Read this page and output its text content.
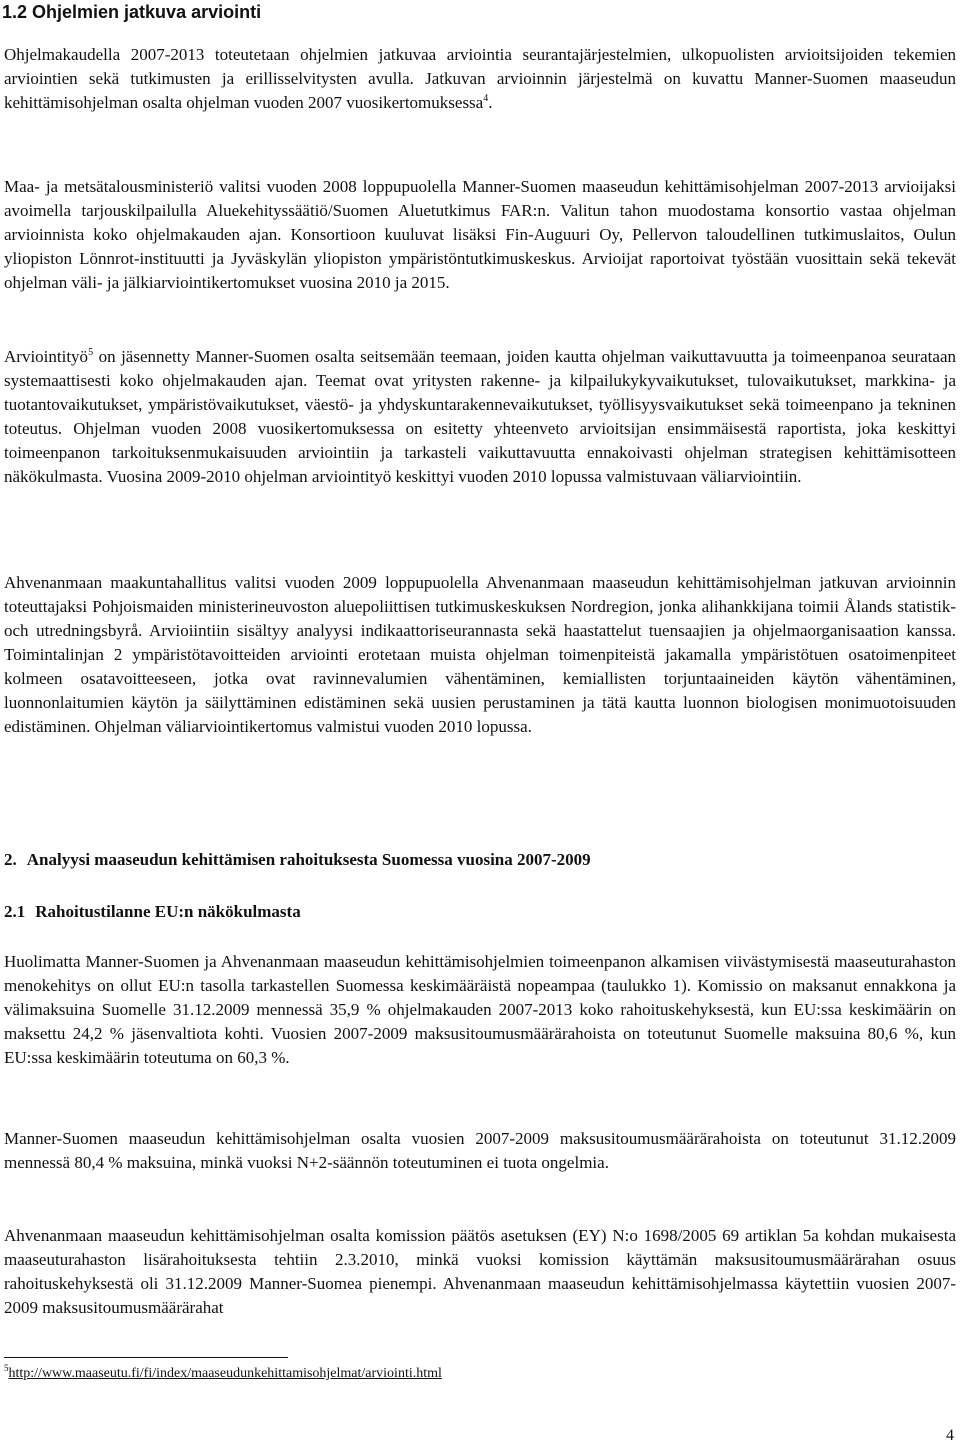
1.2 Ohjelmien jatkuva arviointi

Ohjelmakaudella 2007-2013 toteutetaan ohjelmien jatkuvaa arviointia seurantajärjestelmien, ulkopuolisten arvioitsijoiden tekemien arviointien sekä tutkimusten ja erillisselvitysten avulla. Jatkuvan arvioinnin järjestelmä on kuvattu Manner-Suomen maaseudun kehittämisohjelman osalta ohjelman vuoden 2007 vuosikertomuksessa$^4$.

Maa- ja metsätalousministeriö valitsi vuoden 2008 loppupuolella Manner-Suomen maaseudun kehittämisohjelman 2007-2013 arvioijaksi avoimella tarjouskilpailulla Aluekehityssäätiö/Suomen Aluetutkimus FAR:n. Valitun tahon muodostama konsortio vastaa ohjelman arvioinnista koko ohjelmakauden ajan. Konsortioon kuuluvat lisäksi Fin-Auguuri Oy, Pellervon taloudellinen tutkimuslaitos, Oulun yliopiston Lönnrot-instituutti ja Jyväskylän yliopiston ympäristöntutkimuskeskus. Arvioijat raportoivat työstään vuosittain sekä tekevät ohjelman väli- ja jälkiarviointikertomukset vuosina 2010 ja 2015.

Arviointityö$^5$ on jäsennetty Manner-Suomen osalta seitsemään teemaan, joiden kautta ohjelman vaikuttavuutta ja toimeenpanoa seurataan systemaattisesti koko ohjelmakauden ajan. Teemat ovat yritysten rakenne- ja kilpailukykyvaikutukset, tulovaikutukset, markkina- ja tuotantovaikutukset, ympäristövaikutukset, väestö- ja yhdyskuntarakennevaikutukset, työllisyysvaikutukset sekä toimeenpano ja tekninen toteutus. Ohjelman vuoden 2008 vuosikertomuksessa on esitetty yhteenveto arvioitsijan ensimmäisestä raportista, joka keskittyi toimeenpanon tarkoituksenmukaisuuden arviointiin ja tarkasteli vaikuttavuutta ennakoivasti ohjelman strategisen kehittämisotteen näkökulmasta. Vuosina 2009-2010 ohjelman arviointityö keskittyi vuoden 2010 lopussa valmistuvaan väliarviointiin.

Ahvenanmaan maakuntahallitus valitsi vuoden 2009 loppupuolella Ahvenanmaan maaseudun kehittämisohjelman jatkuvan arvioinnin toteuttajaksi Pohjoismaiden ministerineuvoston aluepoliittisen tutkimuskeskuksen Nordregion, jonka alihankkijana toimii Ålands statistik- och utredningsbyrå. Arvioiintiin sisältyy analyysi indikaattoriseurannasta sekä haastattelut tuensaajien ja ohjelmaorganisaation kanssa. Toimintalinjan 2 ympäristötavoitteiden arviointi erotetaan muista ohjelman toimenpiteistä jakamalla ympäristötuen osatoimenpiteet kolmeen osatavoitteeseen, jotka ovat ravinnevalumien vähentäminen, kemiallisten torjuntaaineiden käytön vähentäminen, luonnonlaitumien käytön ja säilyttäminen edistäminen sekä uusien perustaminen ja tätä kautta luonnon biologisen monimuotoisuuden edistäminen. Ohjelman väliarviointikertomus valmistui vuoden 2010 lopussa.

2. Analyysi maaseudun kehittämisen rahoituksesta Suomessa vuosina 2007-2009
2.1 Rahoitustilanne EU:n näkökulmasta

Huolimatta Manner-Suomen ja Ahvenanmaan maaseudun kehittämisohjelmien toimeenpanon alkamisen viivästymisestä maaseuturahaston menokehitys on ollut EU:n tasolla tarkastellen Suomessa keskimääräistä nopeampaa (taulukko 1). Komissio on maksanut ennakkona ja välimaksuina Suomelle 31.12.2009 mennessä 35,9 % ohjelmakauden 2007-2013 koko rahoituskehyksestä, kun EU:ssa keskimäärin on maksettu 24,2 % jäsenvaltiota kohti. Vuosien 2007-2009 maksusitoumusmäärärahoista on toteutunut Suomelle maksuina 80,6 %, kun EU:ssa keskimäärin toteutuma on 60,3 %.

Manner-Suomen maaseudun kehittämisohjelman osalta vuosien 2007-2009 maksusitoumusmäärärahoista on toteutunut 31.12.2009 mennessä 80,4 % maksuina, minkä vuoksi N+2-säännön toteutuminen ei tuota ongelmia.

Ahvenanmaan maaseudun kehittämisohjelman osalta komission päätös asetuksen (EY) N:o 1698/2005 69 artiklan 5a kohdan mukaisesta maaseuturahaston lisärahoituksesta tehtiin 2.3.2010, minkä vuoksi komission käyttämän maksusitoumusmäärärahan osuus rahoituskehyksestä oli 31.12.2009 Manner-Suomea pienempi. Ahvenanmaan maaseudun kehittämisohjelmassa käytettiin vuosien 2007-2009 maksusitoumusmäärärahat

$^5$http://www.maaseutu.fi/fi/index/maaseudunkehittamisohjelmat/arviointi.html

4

==================================================

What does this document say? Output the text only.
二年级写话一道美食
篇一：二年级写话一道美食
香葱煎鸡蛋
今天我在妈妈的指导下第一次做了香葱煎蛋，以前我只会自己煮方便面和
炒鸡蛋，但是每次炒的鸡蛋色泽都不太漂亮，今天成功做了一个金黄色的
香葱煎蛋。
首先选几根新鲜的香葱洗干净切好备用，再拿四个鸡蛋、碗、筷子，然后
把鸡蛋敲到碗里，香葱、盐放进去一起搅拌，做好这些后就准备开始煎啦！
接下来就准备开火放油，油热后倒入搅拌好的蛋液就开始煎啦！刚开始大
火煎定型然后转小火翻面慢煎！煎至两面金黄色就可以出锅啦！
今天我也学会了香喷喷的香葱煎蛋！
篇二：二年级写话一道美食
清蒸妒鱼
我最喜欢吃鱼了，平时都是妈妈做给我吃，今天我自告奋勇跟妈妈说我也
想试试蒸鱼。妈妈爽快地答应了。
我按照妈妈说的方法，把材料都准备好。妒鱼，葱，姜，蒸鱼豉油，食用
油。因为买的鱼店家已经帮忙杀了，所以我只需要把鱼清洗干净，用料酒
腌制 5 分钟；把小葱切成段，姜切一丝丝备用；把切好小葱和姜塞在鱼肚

==================================================

In the listing above, how many lines include the word "mennessä"? Answer with the number and nothing more.

2